• What you are asked to do
Find how many lines in the data below include the word "megindítására", then write only that number.

============

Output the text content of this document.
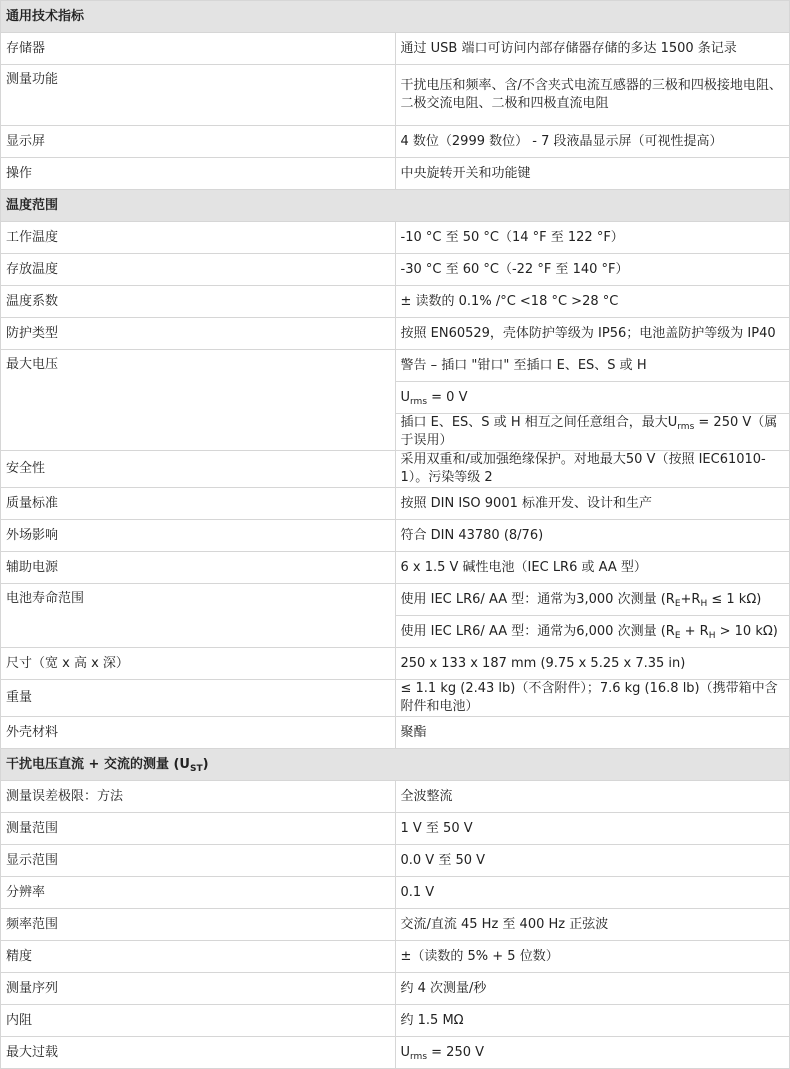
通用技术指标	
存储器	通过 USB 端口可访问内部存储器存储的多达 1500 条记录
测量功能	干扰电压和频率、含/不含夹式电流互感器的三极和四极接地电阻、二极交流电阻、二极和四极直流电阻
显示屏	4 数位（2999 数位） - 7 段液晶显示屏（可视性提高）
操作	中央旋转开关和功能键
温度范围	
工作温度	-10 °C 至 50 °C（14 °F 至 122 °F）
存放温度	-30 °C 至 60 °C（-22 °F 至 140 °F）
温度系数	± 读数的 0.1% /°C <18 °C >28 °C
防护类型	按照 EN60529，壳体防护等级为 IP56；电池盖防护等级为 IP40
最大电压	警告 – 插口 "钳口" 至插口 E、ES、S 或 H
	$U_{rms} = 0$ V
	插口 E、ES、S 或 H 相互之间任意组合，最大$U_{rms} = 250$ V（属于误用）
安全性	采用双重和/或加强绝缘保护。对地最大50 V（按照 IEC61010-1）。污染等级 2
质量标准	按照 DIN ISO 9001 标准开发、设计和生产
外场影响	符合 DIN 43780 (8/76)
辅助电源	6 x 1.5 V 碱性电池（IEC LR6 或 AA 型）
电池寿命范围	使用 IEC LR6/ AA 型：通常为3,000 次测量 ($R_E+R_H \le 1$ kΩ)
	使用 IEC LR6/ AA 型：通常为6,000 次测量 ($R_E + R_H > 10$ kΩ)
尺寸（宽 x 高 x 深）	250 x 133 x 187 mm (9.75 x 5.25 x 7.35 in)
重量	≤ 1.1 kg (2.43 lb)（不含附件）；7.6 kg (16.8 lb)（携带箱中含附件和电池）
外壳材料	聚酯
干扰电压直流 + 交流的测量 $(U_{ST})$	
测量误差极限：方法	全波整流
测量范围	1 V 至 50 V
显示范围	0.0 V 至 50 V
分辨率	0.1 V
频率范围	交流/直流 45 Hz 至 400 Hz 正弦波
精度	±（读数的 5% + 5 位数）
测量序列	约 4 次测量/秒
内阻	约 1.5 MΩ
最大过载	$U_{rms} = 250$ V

============

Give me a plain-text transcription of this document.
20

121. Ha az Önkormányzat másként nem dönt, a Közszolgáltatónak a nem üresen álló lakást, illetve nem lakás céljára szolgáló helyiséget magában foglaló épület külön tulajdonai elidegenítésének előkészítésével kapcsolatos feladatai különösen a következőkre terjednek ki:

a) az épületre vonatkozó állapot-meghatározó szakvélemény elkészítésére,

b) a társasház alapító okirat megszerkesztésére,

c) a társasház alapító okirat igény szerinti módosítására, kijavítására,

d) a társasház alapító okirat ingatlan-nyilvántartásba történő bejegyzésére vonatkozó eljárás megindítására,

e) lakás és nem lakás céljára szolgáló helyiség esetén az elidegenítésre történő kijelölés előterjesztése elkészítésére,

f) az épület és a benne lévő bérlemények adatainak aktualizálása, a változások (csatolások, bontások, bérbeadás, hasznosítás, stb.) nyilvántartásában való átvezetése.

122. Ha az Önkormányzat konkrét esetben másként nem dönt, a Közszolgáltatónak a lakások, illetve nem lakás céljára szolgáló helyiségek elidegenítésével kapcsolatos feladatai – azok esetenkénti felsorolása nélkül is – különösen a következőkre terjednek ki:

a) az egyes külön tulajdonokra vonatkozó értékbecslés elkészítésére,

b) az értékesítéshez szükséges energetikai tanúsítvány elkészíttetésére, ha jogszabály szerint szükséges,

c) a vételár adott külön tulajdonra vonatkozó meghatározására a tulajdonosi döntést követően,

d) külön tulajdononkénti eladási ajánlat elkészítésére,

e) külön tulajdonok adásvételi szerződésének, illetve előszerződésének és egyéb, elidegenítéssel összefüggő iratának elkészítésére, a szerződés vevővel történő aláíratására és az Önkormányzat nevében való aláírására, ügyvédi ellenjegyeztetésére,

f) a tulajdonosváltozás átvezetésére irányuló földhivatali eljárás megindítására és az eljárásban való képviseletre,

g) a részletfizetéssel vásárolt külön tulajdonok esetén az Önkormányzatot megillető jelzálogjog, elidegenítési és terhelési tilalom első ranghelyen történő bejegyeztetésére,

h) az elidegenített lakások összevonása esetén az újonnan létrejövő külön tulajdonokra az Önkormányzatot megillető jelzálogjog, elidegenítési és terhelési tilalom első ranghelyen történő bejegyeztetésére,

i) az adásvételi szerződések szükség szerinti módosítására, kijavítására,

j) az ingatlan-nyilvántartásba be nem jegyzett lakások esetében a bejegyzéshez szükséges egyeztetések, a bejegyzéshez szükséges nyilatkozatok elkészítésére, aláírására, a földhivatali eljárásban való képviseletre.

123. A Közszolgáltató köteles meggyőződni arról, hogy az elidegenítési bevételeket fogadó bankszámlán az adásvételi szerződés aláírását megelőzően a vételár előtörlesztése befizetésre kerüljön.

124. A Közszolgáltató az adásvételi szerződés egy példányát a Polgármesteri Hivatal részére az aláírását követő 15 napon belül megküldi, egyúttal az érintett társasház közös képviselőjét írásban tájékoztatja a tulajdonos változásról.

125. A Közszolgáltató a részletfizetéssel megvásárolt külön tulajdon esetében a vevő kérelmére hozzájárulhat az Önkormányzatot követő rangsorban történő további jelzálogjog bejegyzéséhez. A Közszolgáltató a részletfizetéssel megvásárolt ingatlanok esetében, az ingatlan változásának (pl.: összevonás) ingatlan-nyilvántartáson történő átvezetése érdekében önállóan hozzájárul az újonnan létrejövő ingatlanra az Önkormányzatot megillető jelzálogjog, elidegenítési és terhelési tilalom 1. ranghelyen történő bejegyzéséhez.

============

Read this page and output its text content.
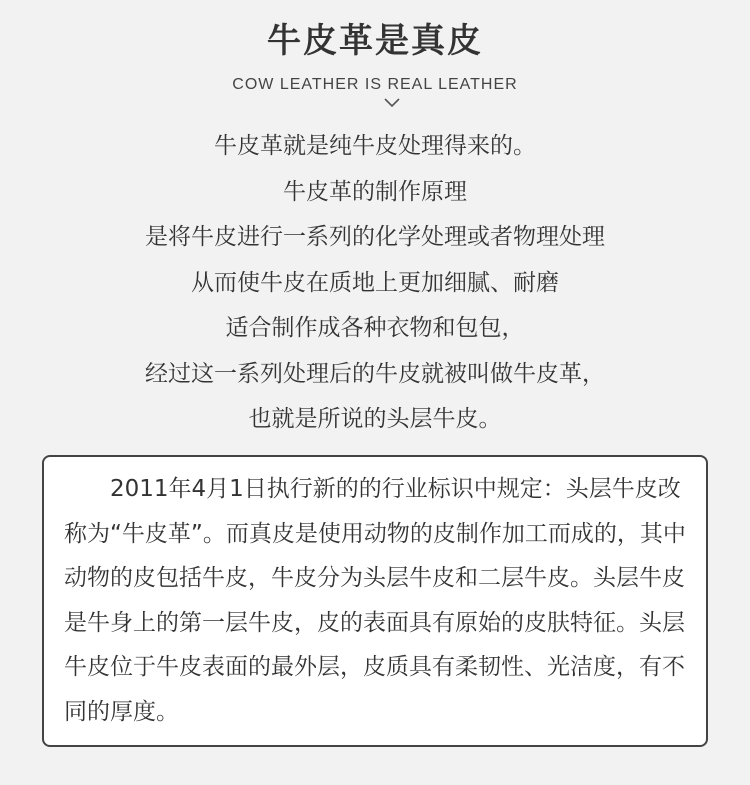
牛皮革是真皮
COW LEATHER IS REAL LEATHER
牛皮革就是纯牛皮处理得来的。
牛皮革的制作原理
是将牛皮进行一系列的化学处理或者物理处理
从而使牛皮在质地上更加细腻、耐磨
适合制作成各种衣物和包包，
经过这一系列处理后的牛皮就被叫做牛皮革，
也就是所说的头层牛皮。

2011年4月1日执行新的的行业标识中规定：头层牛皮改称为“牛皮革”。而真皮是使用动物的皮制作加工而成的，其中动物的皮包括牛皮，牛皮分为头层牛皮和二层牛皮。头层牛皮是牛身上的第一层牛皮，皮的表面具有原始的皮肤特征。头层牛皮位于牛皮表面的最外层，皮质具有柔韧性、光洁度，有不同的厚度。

============

• Exercise answer
2